··· Material supplied

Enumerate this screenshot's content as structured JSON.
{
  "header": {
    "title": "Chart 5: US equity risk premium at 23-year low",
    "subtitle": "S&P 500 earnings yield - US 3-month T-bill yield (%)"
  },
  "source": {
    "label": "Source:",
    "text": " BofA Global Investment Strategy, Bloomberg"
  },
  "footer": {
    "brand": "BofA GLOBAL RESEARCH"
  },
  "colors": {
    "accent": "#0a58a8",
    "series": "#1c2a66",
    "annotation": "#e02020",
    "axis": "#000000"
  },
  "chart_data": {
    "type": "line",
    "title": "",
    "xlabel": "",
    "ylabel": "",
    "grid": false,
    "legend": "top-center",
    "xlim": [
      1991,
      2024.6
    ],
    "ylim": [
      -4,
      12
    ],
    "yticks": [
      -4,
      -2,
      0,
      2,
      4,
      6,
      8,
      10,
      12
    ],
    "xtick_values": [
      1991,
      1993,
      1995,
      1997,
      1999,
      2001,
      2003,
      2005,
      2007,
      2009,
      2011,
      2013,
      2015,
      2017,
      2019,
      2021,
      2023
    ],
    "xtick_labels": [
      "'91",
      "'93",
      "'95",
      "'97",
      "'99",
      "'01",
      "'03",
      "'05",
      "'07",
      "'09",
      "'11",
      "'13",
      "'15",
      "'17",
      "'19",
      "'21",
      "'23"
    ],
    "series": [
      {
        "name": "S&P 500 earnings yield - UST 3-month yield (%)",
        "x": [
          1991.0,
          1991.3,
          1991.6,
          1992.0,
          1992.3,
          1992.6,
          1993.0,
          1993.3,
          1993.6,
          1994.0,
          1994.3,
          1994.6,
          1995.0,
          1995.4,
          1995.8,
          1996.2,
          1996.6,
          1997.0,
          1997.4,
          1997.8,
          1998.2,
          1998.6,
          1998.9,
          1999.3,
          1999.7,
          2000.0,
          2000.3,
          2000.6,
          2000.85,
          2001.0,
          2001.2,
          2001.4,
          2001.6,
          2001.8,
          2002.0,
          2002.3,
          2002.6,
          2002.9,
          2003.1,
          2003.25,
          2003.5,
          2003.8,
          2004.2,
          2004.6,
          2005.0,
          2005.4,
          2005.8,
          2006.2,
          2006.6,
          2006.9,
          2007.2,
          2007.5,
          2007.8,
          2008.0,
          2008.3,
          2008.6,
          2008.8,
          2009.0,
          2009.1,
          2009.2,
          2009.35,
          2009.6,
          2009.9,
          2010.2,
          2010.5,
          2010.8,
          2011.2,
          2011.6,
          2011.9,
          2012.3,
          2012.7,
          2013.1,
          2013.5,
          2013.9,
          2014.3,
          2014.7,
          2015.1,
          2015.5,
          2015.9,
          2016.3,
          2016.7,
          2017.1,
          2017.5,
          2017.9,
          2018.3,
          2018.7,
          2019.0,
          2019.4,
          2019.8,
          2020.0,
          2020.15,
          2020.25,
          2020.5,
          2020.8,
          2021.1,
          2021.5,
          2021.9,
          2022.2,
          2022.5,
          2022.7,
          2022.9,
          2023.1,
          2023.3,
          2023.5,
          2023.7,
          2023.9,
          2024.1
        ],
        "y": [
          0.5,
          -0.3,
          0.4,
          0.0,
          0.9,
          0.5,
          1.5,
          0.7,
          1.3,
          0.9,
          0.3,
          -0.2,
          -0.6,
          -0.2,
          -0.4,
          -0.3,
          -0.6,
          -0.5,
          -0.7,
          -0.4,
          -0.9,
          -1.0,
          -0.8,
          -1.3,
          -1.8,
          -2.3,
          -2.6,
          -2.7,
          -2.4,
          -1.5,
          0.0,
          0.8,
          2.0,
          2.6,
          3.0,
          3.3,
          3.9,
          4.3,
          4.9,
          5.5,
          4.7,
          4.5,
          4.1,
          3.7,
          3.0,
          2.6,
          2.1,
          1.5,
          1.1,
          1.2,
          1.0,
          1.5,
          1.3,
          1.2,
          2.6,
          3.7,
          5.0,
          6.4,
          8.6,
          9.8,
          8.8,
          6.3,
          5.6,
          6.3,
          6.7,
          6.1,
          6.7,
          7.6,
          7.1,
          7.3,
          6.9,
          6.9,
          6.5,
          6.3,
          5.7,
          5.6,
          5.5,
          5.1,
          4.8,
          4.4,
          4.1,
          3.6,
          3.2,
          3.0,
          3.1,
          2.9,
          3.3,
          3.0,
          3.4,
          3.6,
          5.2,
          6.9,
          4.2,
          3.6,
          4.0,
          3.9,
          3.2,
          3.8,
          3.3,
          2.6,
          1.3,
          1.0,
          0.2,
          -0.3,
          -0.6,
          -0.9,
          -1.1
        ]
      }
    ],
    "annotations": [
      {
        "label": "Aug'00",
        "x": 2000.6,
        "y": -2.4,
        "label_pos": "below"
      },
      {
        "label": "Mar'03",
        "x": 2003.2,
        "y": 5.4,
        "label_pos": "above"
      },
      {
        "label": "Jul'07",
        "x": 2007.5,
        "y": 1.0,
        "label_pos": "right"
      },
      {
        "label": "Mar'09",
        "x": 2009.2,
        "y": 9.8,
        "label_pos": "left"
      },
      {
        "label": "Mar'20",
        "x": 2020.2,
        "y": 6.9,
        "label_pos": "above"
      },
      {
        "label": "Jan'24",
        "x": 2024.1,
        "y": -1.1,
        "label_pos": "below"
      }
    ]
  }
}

······

» Work instructions
Search the listing for the word "BofA" and return each line that holds it.

» Expected output
    "text": " BofA Global Investment Strategy, Bloomberg"
    "brand": "BofA GLOBAL RESEARCH"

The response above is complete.